◆ Excerpts from a layout annotation set ◆
[Start]
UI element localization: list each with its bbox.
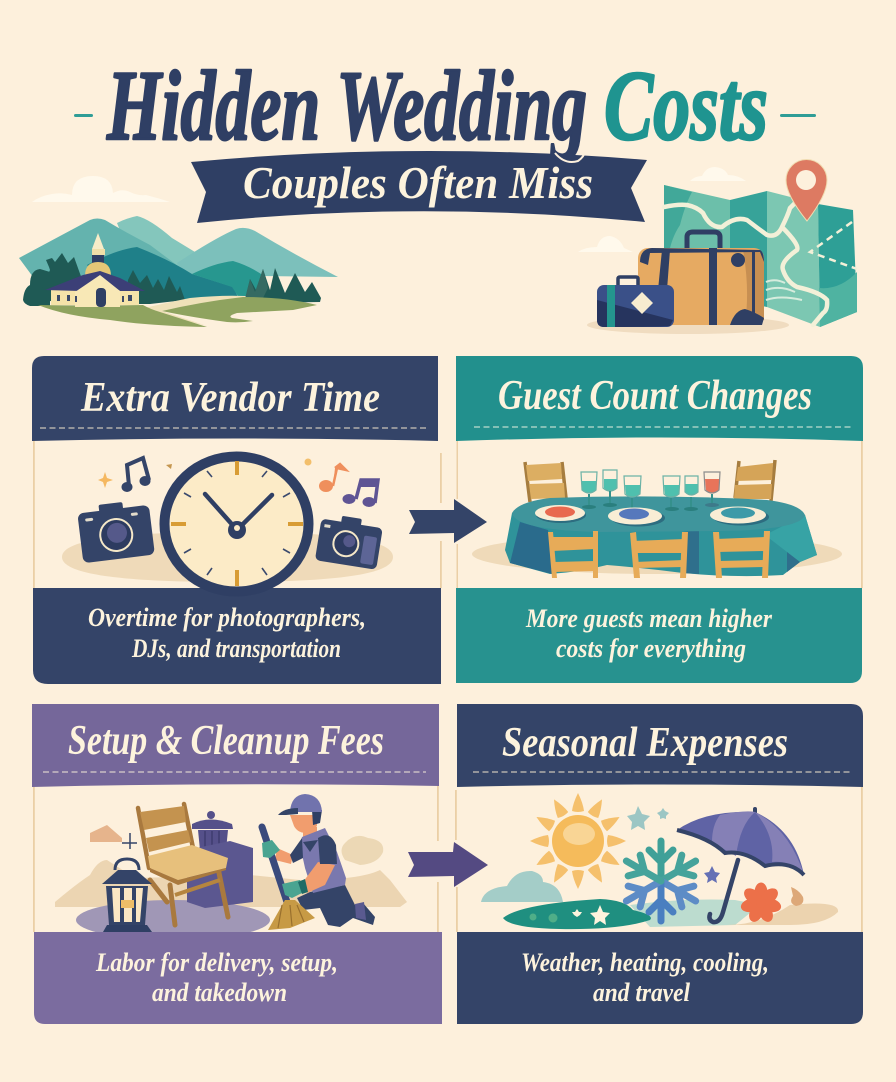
arrow: extra vendor time to guest count bbox=[409, 499, 487, 543]
arrow: setup fees to seasonal expenses bbox=[408, 842, 488, 887]
description band: DJs, and transportation bbox=[131, 634, 341, 663]
panel frame bbox=[33, 441, 442, 588]
illustration: seasons bbox=[481, 793, 838, 929]
clock bbox=[164, 456, 308, 592]
description band: More guests mean higher bbox=[525, 604, 773, 633]
heading band: Extra Vendor Time bbox=[80, 375, 380, 421]
panel frame bbox=[455, 786, 863, 932]
small suitcase bbox=[597, 277, 674, 327]
panel: seasonal expenses bbox=[455, 704, 863, 1024]
panel frame bbox=[456, 441, 863, 588]
description band: Weather, heating, cooling, bbox=[521, 948, 769, 977]
illustration: mountain church bbox=[19, 176, 338, 327]
sun bbox=[530, 793, 626, 889]
trash can bbox=[192, 811, 233, 850]
description band: and travel bbox=[593, 978, 691, 1007]
ground bbox=[38, 305, 207, 327]
subtitle ribbon bbox=[191, 151, 647, 223]
subtitle ribbon: Couples Often Miss bbox=[243, 157, 593, 208]
winding path bbox=[140, 296, 245, 326]
description band: costs for everything bbox=[556, 634, 746, 663]
description band: Labor for delivery, setup, bbox=[95, 948, 338, 977]
description band bbox=[456, 588, 862, 683]
description band: and takedown bbox=[152, 978, 287, 1007]
illustration: map and luggage bbox=[578, 159, 857, 334]
description band bbox=[33, 588, 441, 684]
music notes bbox=[127, 458, 149, 486]
orange flower bbox=[740, 882, 782, 924]
leaf bbox=[791, 887, 803, 906]
heading band bbox=[457, 704, 863, 787]
title: Costs bbox=[604, 50, 768, 161]
heading band bbox=[32, 704, 439, 787]
small stars bbox=[627, 806, 669, 830]
broom bbox=[262, 827, 287, 902]
rug bbox=[76, 900, 270, 940]
sparkles bbox=[98, 472, 113, 488]
tablecloth bbox=[505, 496, 817, 576]
ground shadow bbox=[587, 316, 789, 334]
description band bbox=[457, 932, 863, 1024]
tan backdrop bbox=[55, 860, 407, 907]
back chairs bbox=[525, 460, 775, 502]
ground bbox=[472, 534, 842, 574]
panel: setup and cleanup fees bbox=[32, 704, 442, 1024]
ground bbox=[62, 532, 393, 582]
heading band bbox=[32, 356, 438, 441]
folded map bbox=[664, 185, 857, 327]
large suitcase bbox=[638, 232, 764, 325]
legs bbox=[297, 885, 375, 927]
right camera bbox=[315, 513, 384, 570]
arms bbox=[275, 848, 293, 864]
umbrella bbox=[677, 809, 804, 922]
panel: extra vendor time bbox=[32, 356, 442, 684]
cloud bbox=[32, 176, 170, 202]
wine glasses bbox=[581, 470, 720, 511]
church bbox=[45, 233, 145, 307]
illustration: dinner table bbox=[472, 460, 842, 578]
heading band bbox=[456, 356, 863, 441]
lantern bbox=[102, 859, 152, 932]
box bbox=[187, 841, 253, 908]
pond stars bbox=[572, 905, 610, 925]
panel: guest count changes bbox=[456, 356, 863, 683]
location pin bbox=[786, 159, 827, 221]
gloves bbox=[262, 840, 280, 858]
description band bbox=[34, 932, 442, 1024]
mountains bbox=[19, 216, 338, 303]
title: Hidden Wedding bbox=[106, 50, 587, 161]
description band: Overtime for photographers, bbox=[88, 603, 366, 632]
head bbox=[290, 815, 317, 833]
clouds bbox=[690, 167, 746, 181]
left camera bbox=[77, 499, 155, 563]
heading band: Guest Count Changes bbox=[498, 373, 812, 419]
trees bbox=[23, 253, 321, 306]
front chairs bbox=[548, 531, 770, 578]
illustration: chair, lantern and sweeping worker bbox=[55, 794, 407, 940]
wooden chair bbox=[138, 804, 228, 925]
worker bbox=[262, 794, 375, 930]
plates bbox=[535, 505, 769, 526]
panel frame bbox=[33, 786, 439, 932]
heading band: Setup & Cleanup Fees bbox=[68, 718, 384, 764]
heading band: Seasonal Expenses bbox=[502, 720, 788, 766]
green pond bbox=[503, 899, 651, 929]
pale ground bbox=[630, 900, 760, 927]
cloud bbox=[481, 871, 563, 902]
illustration: clock, cameras, music bbox=[62, 456, 393, 592]
snowflake bbox=[620, 841, 702, 921]
torso bbox=[303, 827, 317, 842]
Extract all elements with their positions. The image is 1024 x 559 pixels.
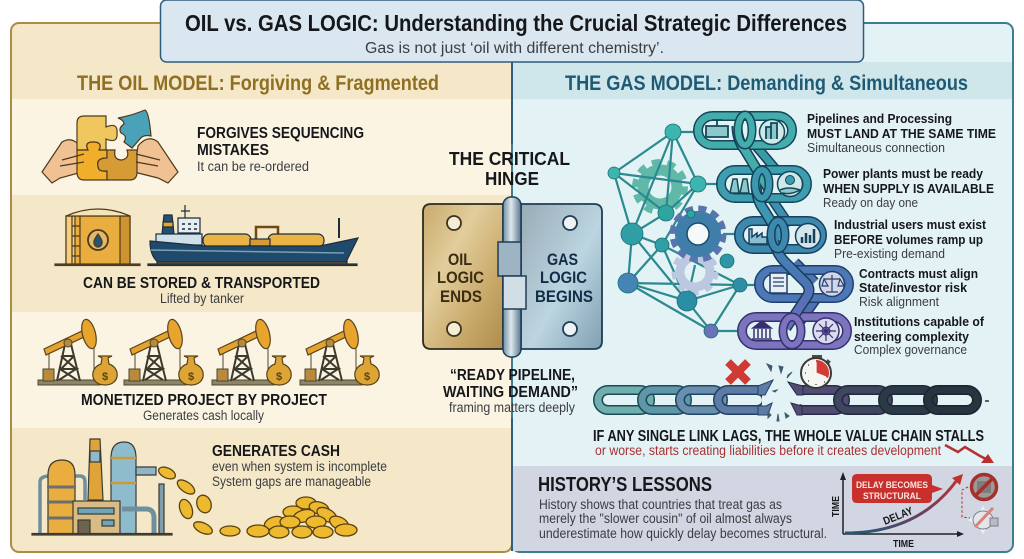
text: pipelines and processing [807, 111, 996, 155]
hinge: gas leaf: GAS [547, 251, 578, 269]
text: generates cash: System gaps are manageable [212, 474, 371, 489]
hinge: oil leaf: LOGIC [437, 269, 484, 287]
text: can be stored and transported: Lifted by tanker [160, 291, 244, 306]
panel: oil model [11, 23, 512, 552]
heading: the critical hinge [449, 148, 570, 189]
text: industrial users: Industrial users must exist [834, 217, 987, 232]
hinge: gas leaf: BEGINS [535, 288, 593, 306]
text: forgives sequencing: FORGIVES SEQUENCING [197, 125, 364, 142]
text: institutions [854, 314, 985, 357]
network nodes [608, 124, 747, 338]
panel: gas model [511, 23, 1013, 552]
icon: broken pipe [962, 487, 999, 534]
icon: hands and puzzle pieces [42, 110, 178, 183]
icon: prohibited plant [972, 474, 996, 500]
title: OIL vs. GAS LOGIC: Understanding the Crucial Strategic Differences [185, 10, 847, 36]
gear: teal [636, 163, 684, 211]
chart curve [845, 480, 957, 533]
heading: the critical hinge: HINGE [485, 168, 539, 189]
icon: coin pile [247, 497, 357, 538]
text: institutions: Complex governance [854, 343, 967, 357]
text: monetized project by project: Generates cash locally [143, 408, 264, 423]
heading: oil model: THE OIL MODEL: Forgiving & Fragmented [77, 71, 439, 95]
text: ready pipeline quote: “READY PIPELINE, [450, 367, 575, 384]
text: can be stored and transported [83, 275, 320, 306]
text: institutions: Institutions capable of [854, 314, 985, 329]
icon: falling gold coins [157, 465, 240, 537]
text: pipelines and processing: MUST LAND AT THE SAME TIME [807, 126, 996, 141]
text: industrial users: BEFORE volumes ramp up [834, 232, 983, 247]
hinge: oil leaf [423, 204, 503, 349]
hinge: barrel [498, 197, 526, 357]
text: institutions: steering complexity [854, 329, 970, 344]
text: industrial users [834, 217, 987, 261]
text: forgives sequencing: MISTAKES [197, 142, 269, 159]
callout: delay becomes structural: DELAY BECOMES [856, 480, 928, 491]
text: pipelines and processing: Simultaneous connection [807, 141, 945, 155]
hinge: gas leaf: LOGIC [540, 269, 587, 287]
link 5: institutions [742, 317, 847, 345]
text: generates cash: GENERATES CASH [212, 443, 340, 460]
text: ready pipeline quote: WAITING DEMAND” [443, 384, 578, 401]
text: ready pipeline quote [443, 367, 578, 415]
callout: delay becomes structural [852, 474, 943, 503]
icon: tanker ship [148, 205, 358, 266]
text: contracts [859, 266, 978, 309]
text: forgives sequencing [197, 125, 364, 174]
panel: history lessons text: History shows that countries that treat gas as [539, 497, 782, 512]
hinge: oil leaf: ENDS [440, 288, 482, 306]
panel: history lessons text [538, 474, 827, 541]
text: contracts: Contracts must align [859, 266, 978, 281]
front bands and rings [737, 115, 809, 345]
chart: delay curve: TIME [893, 538, 914, 550]
text: power plants [823, 166, 994, 210]
title box [160, 0, 864, 62]
text: contracts: State/investor risk [859, 280, 968, 295]
gear: pale [675, 252, 715, 292]
icon: storage tank [55, 209, 140, 266]
link 3: industrial users [739, 221, 822, 249]
diagram: broken chain [598, 364, 989, 421]
text: generates cash [212, 443, 387, 489]
link 1: pipelines [698, 116, 792, 145]
text: generates cash: even when system is incomplete [212, 459, 387, 474]
diagram: interlocked chain links [698, 115, 849, 345]
gear: blue [673, 209, 723, 259]
icon: pump jacks with money bags [38, 318, 379, 385]
text: power plants: WHEN SUPPLY IS AVAILABLE [823, 181, 994, 196]
network edges [614, 132, 755, 331]
text: monetized project by project [81, 392, 327, 423]
text: chain warning [593, 428, 984, 458]
chart: delay curve: DELAY [882, 505, 915, 528]
link 2: power plants [721, 170, 807, 198]
text: forgives sequencing: It can be re-ordered [197, 159, 309, 174]
link 4: contracts [759, 270, 849, 298]
heading: the critical hinge: THE CRITICAL [449, 148, 570, 169]
chart: delay curve [830, 472, 964, 550]
icon: refinery [32, 439, 172, 535]
hinge: gas leaf [521, 204, 602, 349]
back bands [756, 146, 817, 322]
arrow: decline [945, 445, 994, 463]
text: power plants: Power plants must be ready [823, 166, 984, 181]
text: chain warning: or worse, starts creating liabilities before it creates development [595, 443, 941, 458]
hinge: oil leaf: OIL [448, 251, 472, 269]
text: ready pipeline quote: framing matters deeply [449, 400, 575, 415]
icon: stopwatch [801, 355, 831, 388]
chain break gap [762, 378, 803, 420]
text: contracts: Risk alignment [859, 295, 940, 309]
text: can be stored and transported: CAN BE STORED & TRANSPORTED [83, 275, 320, 292]
diagram: network of nodes [608, 124, 755, 338]
chart: delay curve: TIME [830, 496, 842, 517]
chart axes [840, 472, 964, 537]
text: monetized project by project: MONETIZED PROJECT BY PROJECT [81, 392, 327, 409]
text: pipelines and processing: Pipelines and Processing [807, 111, 952, 126]
panel: history lessons text: HISTORY’S LESSONS [538, 474, 712, 496]
icon: red x [728, 362, 748, 382]
panel: history lessons text: merely the "slower cousin" of oil almost always [539, 511, 792, 526]
subtitle: Gas is not just ‘oil with different chemistry’. [365, 40, 664, 57]
text: power plants: Ready on day one [823, 196, 918, 210]
icon: hinge [423, 197, 602, 357]
text: industrial users: Pre-existing demand [834, 247, 945, 261]
panel: history lessons text: underestimate how quickly delay becomes structural. [539, 526, 827, 541]
callout: delay becomes structural: STRUCTURAL [863, 491, 921, 502]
[End]
◆ What is required ◆
Please repeat everything from the line containing "arrow: extra vendor" down to the line containing "description band: More" with "description band" swapped for "caption band" and nothing else changed.

◆ Problem solution ◆
arrow: extra vendor time to guest count bbox=[409, 499, 487, 543]
arrow: setup fees to seasonal expenses bbox=[408, 842, 488, 887]
caption band: DJs, and transportation bbox=[131, 634, 341, 663]
panel frame bbox=[33, 441, 442, 588]
illustration: seasons bbox=[481, 793, 838, 929]
clock bbox=[164, 456, 308, 592]
caption band: More guests mean higher bbox=[525, 604, 773, 633]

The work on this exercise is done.